Saved entries
************

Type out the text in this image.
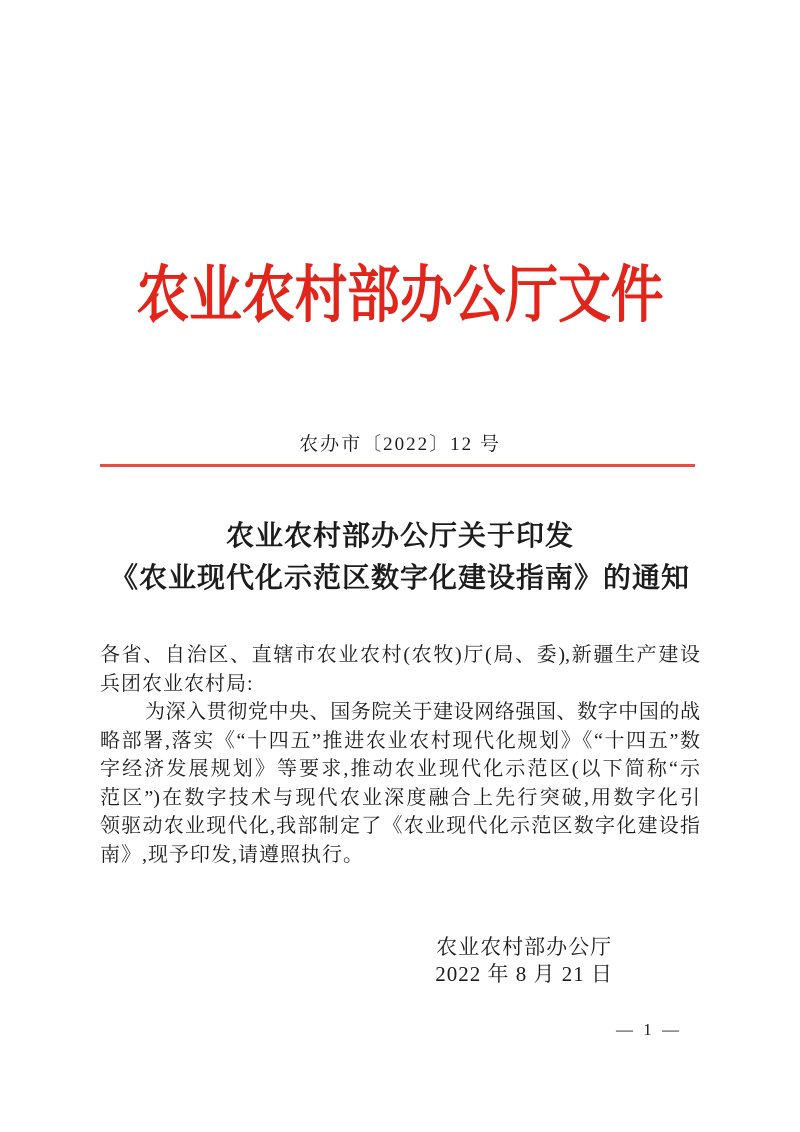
农业农村部办公厅文件
农办市〔2022〕12 号
农业农村部办公厅关于印发
《农业现代化示范区数字化建设指南》的通知
各省、自治区、直辖市农业农村(农牧)厅(局、委),新疆生产建设
兵团农业农村局:
为深入贯彻党中央、国务院关于建设网络强国、数字中国的战
略部署,落实《“十四五”推进农业农村现代化规划》《“十四五”数
字经济发展规划》等要求,推动农业现代化示范区(以下简称“示
范区”)在数字技术与现代农业深度融合上先行突破,用数字化引
领驱动农业现代化,我部制定了《农业现代化示范区数字化建设指
南》,现予印发,请遵照执行。
农业农村部办公厅
2022 年 8 月 21 日
— 1 —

************

- **SET TASK**
Reproduce all of the material exactly, apart from the pictures.

- **FULL ANSWER**
Type out the text in this image.
农业农村部办公厅文件
农办市〔2022〕12 号
农业农村部办公厅关于印发
《农业现代化示范区数字化建设指南》的通知
各省、自治区、直辖市农业农村(农牧)厅(局、委),新疆生产建设
兵团农业农村局:
为深入贯彻党中央、国务院关于建设网络强国、数字中国的战
略部署,落实《“十四五”推进农业农村现代化规划》《“十四五”数
字经济发展规划》等要求,推动农业现代化示范区(以下简称“示
范区”)在数字技术与现代农业深度融合上先行突破,用数字化引
领驱动农业现代化,我部制定了《农业现代化示范区数字化建设指
南》,现予印发,请遵照执行。
农业农村部办公厅
2022 年 8 月 21 日
— 1 —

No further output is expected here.